Short problem.
Can you pull out each line of the data below that includes the word "know"?

----------------

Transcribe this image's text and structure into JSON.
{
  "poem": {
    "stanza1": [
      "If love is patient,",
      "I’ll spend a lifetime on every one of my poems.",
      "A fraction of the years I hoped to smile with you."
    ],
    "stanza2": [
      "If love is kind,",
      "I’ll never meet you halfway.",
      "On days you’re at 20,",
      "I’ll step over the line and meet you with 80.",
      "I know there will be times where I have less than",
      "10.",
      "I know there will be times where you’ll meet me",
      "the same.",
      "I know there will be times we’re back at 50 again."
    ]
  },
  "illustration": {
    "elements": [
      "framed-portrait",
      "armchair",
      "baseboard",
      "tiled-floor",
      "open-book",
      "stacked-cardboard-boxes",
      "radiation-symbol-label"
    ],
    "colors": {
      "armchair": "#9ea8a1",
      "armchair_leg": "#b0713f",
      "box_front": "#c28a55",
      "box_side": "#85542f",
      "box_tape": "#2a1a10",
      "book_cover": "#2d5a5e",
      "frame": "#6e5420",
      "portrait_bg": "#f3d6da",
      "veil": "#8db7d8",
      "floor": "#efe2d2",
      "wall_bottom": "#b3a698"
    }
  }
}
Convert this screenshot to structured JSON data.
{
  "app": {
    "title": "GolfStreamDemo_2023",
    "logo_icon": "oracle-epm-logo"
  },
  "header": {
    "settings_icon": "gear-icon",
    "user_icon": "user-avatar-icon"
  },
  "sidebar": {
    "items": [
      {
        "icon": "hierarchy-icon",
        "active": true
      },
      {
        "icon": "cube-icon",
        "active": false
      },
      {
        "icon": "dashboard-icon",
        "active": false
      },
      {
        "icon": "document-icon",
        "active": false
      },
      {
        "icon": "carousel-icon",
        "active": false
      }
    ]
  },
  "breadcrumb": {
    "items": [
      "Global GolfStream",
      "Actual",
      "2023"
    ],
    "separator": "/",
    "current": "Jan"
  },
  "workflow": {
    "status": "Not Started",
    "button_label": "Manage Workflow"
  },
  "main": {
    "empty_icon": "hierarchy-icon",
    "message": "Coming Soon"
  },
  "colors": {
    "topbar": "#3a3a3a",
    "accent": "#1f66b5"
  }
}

----------------

Final answer.
      "I know there will be times where I have less than",
      "I know there will be times where you’ll meet me",
      "I know there will be times we’re back at 50 again."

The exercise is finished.